Select, from the data, each line where "been" occurs.

----------

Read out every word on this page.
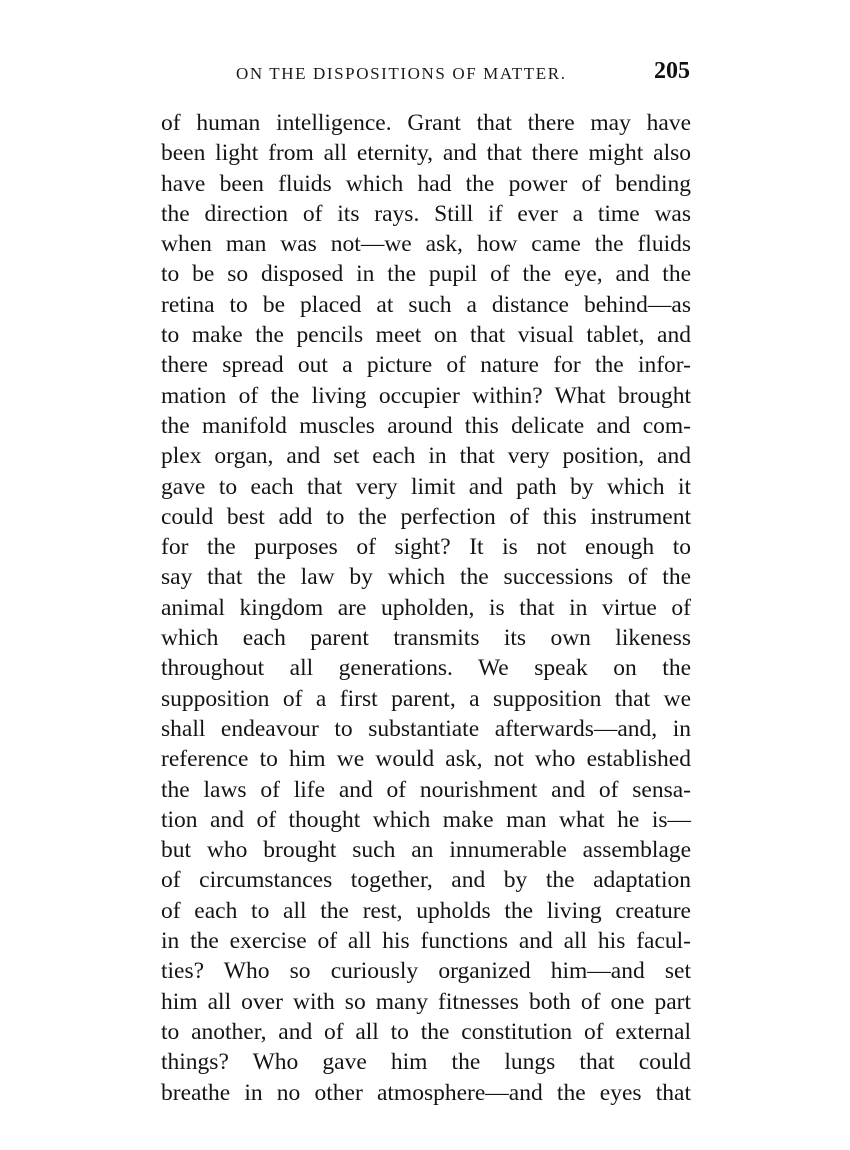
ON THE DISPOSITIONS OF MATTER.	205
of human intelligence. Grant that there may have
been light from all eternity, and that there might also
have been fluids which had the power of bending
the direction of its rays. Still if ever a time was
when man was not—we ask, how came the fluids
to be so disposed in the pupil of the eye, and the
retina to be placed at such a distance behind—as
to make the pencils meet on that visual tablet, and
there spread out a picture of nature for the infor-
mation of the living occupier within? What brought
the manifold muscles around this delicate and com-
plex organ, and set each in that very position, and
gave to each that very limit and path by which it
could best add to the perfection of this instrument
for the purposes of sight? It is not enough to
say that the law by which the successions of the
animal kingdom are upholden, is that in virtue of
which each parent transmits its own likeness
throughout all generations. We speak on the
supposition of a first parent, a supposition that we
shall endeavour to substantiate afterwards—and, in
reference to him we would ask, not who established
the laws of life and of nourishment and of sensa-
tion and of thought which make man what he is—
but who brought such an innumerable assemblage
of circumstances together, and by the adaptation
of each to all the rest, upholds the living creature
in the exercise of all his functions and all his facul-
ties? Who so curiously organized him—and set
him all over with so many fitnesses both of one part
to another, and of all to the constitution of external
things? Who gave him the lungs that could
breathe in no other atmosphere—and the eyes that
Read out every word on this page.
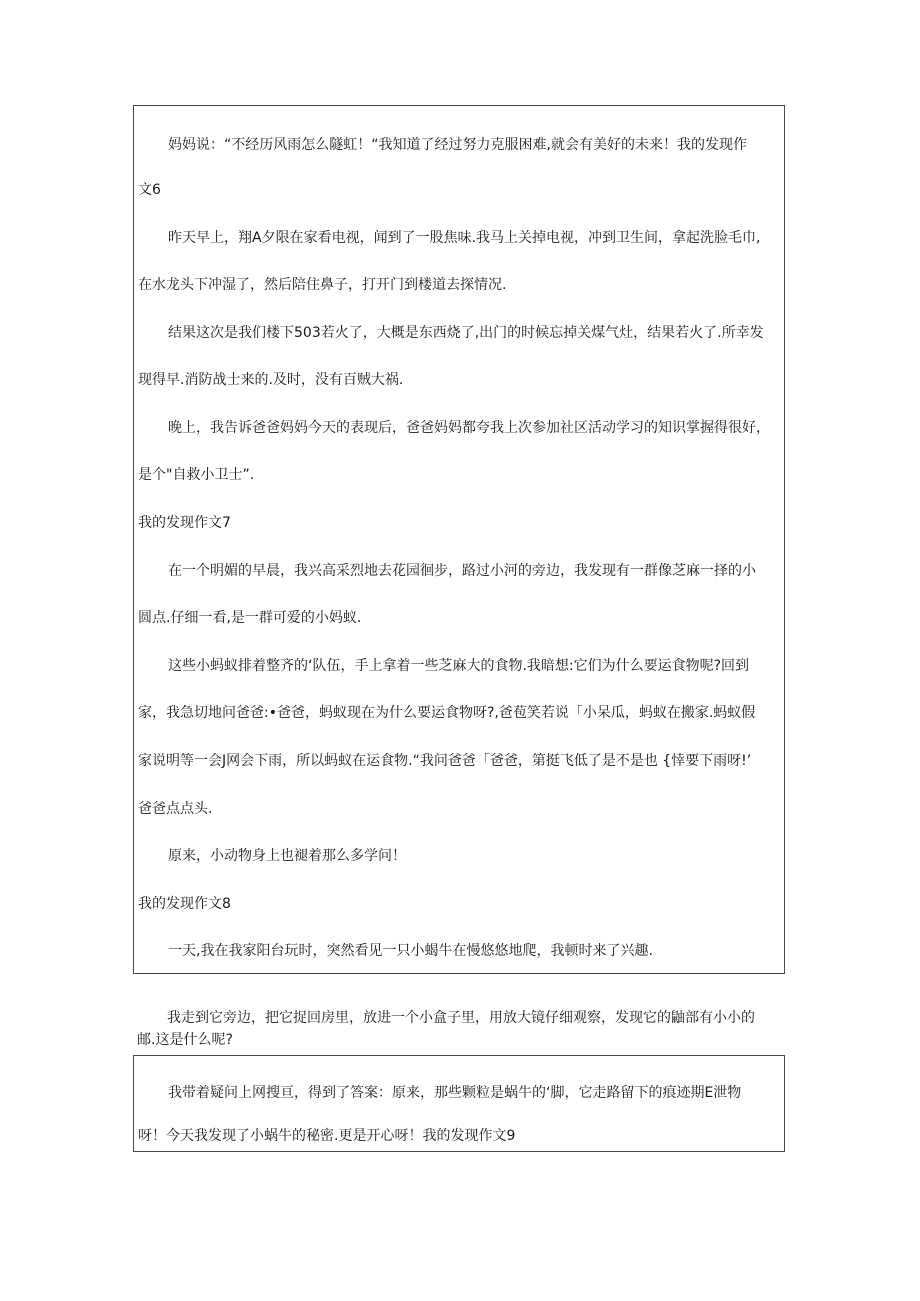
妈妈说：“不经历风雨怎么隧虹！“我知道了经过努力克服困难,就会有美好的未来！我的发现作
文6
昨天早上，翔A夕限在家看电视，闻到了一股焦味.我马上关掉电视，冲到卫生间，拿起洗脸毛巾,
在水龙头下冲湿了，然后陪住鼻子，打开门到楼道去探情况.
结果这次是我们楼下503若火了，大概是东西烧了,出门的时候忘掉关煤气灶，结果若火了.所幸发
现得早.消防战士来的.及时，没有百贼大祸.
晚上，我告诉爸爸妈妈今天的表现后，爸爸妈妈都夸我上次参加社区活动学习的知识掌握得很好，
是个"自救小卫士”.
我的发现作文7
在一个明媚的早晨，我兴高采烈地去花园徊步，路过小河的旁边，我发现有一群像芝麻一择的小
圆点.仔细一看,是一群可爱的小妈蚁.
这些小蚂蚁排着整齐的‘队伍，手上拿着一些芝麻大的食物.我暗想:它们为什么要运食物呢?回到
家，我急切地问爸爸:•爸爸，蚂蚁现在为什么要运食物呀?,爸苞笑若说「小呆瓜，蚂蚁在搬家.蚂蚁假
家说明等一会J网会下雨，所以蚂蚁在运食物.“我问爸爸「爸爸，第挺飞低了是不是也 {悻要下雨呀!’
爸爸点点头.
原来，小动物身上也褪着那么多学问！
我的发现作文8
一天,我在我家阳台玩时，突然看见一只小蝎牛在慢悠悠地爬，我顿时来了兴趣.
我走到它旁边，把它捉回房里，放进一个小盒子里，用放大镜仔细观察，发现它的鼬部有小小的
邮.这是什么呢?
我带着疑问上网搜亘，得到了答案：原来，那些颗粒是蜗牛的‘脚，它走路留下的痕迹期E泄物
呀！今天我发现了小蜗牛的秘密.更是开心呀！我的发现作文9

----------

**Response to the task**
been light from all eternity, and that there might also
have been fluids which had the power of bending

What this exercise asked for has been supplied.